* _Given request_
Repeat the listing below in full, exactly as it stands.
━━━ Stored data
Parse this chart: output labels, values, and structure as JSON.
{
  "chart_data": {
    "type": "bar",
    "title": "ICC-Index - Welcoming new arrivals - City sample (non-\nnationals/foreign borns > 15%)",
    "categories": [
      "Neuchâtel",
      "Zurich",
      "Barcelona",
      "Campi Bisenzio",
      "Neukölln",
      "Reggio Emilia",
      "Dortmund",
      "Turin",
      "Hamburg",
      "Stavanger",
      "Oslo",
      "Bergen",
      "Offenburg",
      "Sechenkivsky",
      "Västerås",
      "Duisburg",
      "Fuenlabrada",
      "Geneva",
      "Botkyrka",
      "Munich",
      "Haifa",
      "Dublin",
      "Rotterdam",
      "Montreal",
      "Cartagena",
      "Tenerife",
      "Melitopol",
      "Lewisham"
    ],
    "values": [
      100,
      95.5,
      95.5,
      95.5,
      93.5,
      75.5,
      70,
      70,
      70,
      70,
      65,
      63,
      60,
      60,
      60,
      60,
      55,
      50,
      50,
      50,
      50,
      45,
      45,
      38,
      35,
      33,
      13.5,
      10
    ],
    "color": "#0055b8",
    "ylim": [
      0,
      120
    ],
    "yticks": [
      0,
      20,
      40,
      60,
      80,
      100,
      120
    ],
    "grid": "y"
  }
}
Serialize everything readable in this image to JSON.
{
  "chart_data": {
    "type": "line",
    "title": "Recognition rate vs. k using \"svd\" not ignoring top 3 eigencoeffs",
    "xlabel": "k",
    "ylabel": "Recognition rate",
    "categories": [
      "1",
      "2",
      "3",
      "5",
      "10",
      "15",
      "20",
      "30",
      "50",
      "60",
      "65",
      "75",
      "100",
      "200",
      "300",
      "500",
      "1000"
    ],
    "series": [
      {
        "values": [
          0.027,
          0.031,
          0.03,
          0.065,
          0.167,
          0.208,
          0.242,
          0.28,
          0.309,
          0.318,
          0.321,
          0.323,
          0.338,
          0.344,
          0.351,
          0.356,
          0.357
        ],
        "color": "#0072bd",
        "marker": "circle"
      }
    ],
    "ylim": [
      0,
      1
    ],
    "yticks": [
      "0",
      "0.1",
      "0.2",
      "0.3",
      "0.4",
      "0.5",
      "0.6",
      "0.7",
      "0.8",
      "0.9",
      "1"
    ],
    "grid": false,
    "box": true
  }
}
━━━━━━
* _Written answer_
Parse this chart: output labels, values, and structure as JSON.
{
  "chart_data": {
    "type": "bar",
    "title": "ICC-Index - Welcoming new arrivals - City sample (non-\nnationals/foreign borns > 15%)",
    "categories": [
      "Neuchâtel",
      "Zurich",
      "Barcelona",
      "Campi Bisenzio",
      "Neukölln",
      "Reggio Emilia",
      "Dortmund",
      "Turin",
      "Hamburg",
      "Stavanger",
      "Oslo",
      "Bergen",
      "Offenburg",
      "Sechenkivsky",
      "Västerås",
      "Duisburg",
      "Fuenlabrada",
      "Geneva",
      "Botkyrka",
      "Munich",
      "Haifa",
      "Dublin",
      "Rotterdam",
      "Montreal",
      "Cartagena",
      "Tenerife",
      "Melitopol",
      "Lewisham"
    ],
    "values": [
      100,
      95.5,
      95.5,
      95.5,
      93.5,
      75.5,
      70,
      70,
      70,
      70,
      65,
      63,
      60,
      60,
      60,
      60,
      55,
      50,
      50,
      50,
      50,
      45,
      45,
      38,
      35,
      33,
      13.5,
      10
    ],
    "color": "#0055b8",
    "ylim": [
      0,
      120
    ],
    "yticks": [
      0,
      20,
      40,
      60,
      80,
      100,
      120
    ],
    "grid": "y"
  }
}
Serialize everything readable in this image to JSON.
{
  "chart_data": {
    "type": "line",
    "title": "Recognition rate vs. k using \"svd\" not ignoring top 3 eigencoeffs",
    "xlabel": "k",
    "ylabel": "Recognition rate",
    "categories": [
      "1",
      "2",
      "3",
      "5",
      "10",
      "15",
      "20",
      "30",
      "50",
      "60",
      "65",
      "75",
      "100",
      "200",
      "300",
      "500",
      "1000"
    ],
    "series": [
      {
        "values": [
          0.027,
          0.031,
          0.03,
          0.065,
          0.167,
          0.208,
          0.242,
          0.28,
          0.309,
          0.318,
          0.321,
          0.323,
          0.338,
          0.344,
          0.351,
          0.356,
          0.357
        ],
        "color": "#0072bd",
        "marker": "circle"
      }
    ],
    "ylim": [
      0,
      1
    ],
    "yticks": [
      "0",
      "0.1",
      "0.2",
      "0.3",
      "0.4",
      "0.5",
      "0.6",
      "0.7",
      "0.8",
      "0.9",
      "1"
    ],
    "grid": false,
    "box": true
  }
}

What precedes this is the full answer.